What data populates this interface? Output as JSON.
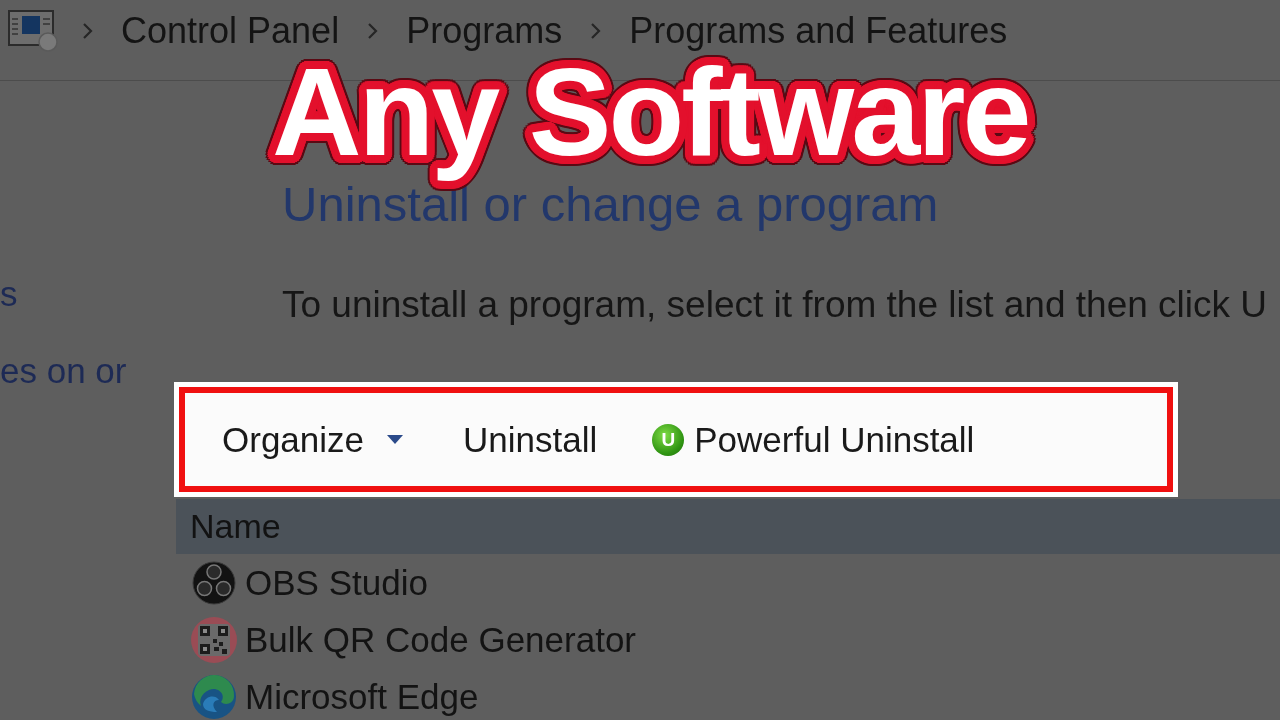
{
  "breadcrumb": {
    "items": [
      "Control Panel",
      "Programs",
      "Programs and Features"
    ]
  },
  "overlay": {
    "headline": "Any Software"
  },
  "sidebar": {
    "links": [
      "s",
      "es on or"
    ]
  },
  "main": {
    "heading": "Uninstall or change a program",
    "instruction": "To uninstall a program, select it from the list and then click U"
  },
  "toolbar": {
    "highlighted": true,
    "items": [
      {
        "kind": "menu",
        "label": "Organize"
      },
      {
        "kind": "plain",
        "label": "Uninstall"
      },
      {
        "kind": "logo",
        "label": "Powerful Uninstall",
        "logo_letter": "U"
      }
    ]
  },
  "table": {
    "columns": [
      "Name"
    ],
    "rows": [
      {
        "kind": "obs",
        "name": "OBS Studio"
      },
      {
        "kind": "qr",
        "name": "Bulk QR Code Generator"
      },
      {
        "kind": "edge",
        "name": "Microsoft Edge"
      }
    ]
  }
}
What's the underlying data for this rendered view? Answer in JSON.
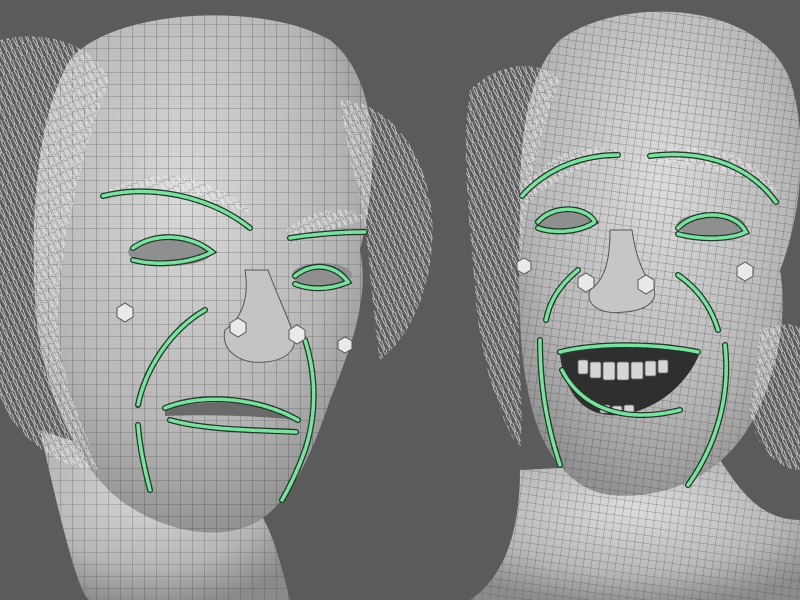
{
  "scene": {
    "background_color": "#5b5b5b",
    "skin_color": "#bdbdbd",
    "wire_color": "#3a3a3a",
    "hair_color": "#e6e6e6",
    "rig_curve_color": "#7de0a0",
    "rig_curve_outline": "#1c3a26",
    "control_cube_color": "#e9e9e9"
  },
  "heads": [
    {
      "id": "left",
      "expression": "angry-frown"
    },
    {
      "id": "right",
      "expression": "laughing"
    }
  ]
}
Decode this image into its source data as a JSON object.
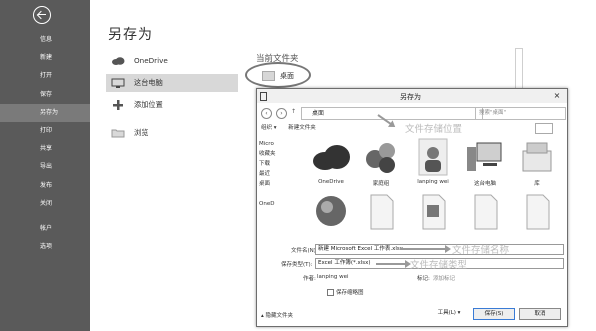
{
  "sidebar": {
    "items": [
      {
        "label": "信息"
      },
      {
        "label": "新建"
      },
      {
        "label": "打开"
      },
      {
        "label": "保存"
      },
      {
        "label": "另存为",
        "selected": true
      },
      {
        "label": "打印"
      },
      {
        "label": "共享"
      },
      {
        "label": "导出"
      },
      {
        "label": "发布"
      },
      {
        "label": "关闭"
      },
      {
        "label": "帐户"
      },
      {
        "label": "选项"
      }
    ]
  },
  "pane": {
    "title": "另存为",
    "locations": [
      "OneDrive",
      "这台电脑",
      "添加位置",
      "浏览"
    ]
  },
  "current_folder": {
    "heading": "当前文件夹",
    "item": "桌面"
  },
  "dialog": {
    "title": "另存为",
    "close": "×",
    "address": "桌面",
    "search_placeholder": "搜索\"桌面\"",
    "toolbar": {
      "organize": "组织 ▾",
      "new_folder": "新建文件夹"
    },
    "nav_items": [
      "Micro",
      "收藏夹",
      "下载",
      "最近",
      "桌面",
      "",
      "OneD"
    ],
    "files": [
      "OneDrive",
      "家庭组",
      "lanping wei",
      "这台电脑",
      "库",
      "",
      "",
      "",
      "",
      ""
    ],
    "filename_label": "文件名(N):",
    "filename_value": "新建 Microsoft Excel 工作表.xlsx",
    "filetype_label": "保存类型(T):",
    "filetype_value": "Excel 工作簿(*.xlsx)",
    "author_label": "作者:",
    "author_value": "lanping wei",
    "tags_label": "标记:",
    "tags_value": "添加标记",
    "thumb_label": "保存缩略图",
    "hide_folders": "隐藏文件夹",
    "tools_button": "工具(L) ▾",
    "save_button": "保存(S)",
    "cancel_button": "取消"
  },
  "annotations": {
    "location": "文件存储位置",
    "name": "文件存储名称",
    "type": "文件存储类型"
  }
}
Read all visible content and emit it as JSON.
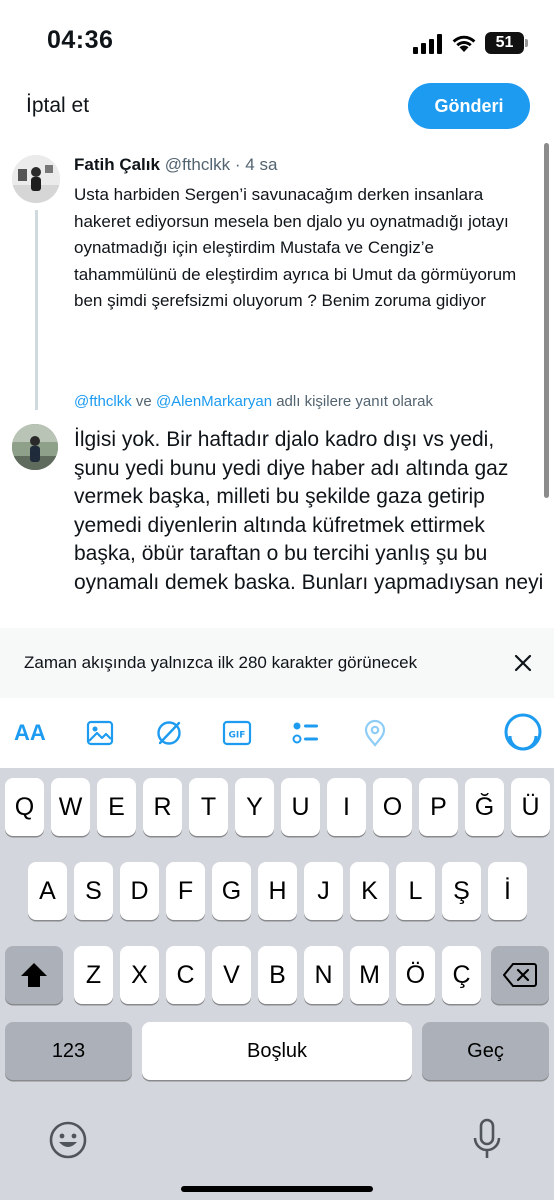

= = = =

TASK DIRECTIONS: Scan the data above and copy every line with "expression" in it.

FINAL RESULT:
      "expression": "angry-frown"
      "expression": "laughing"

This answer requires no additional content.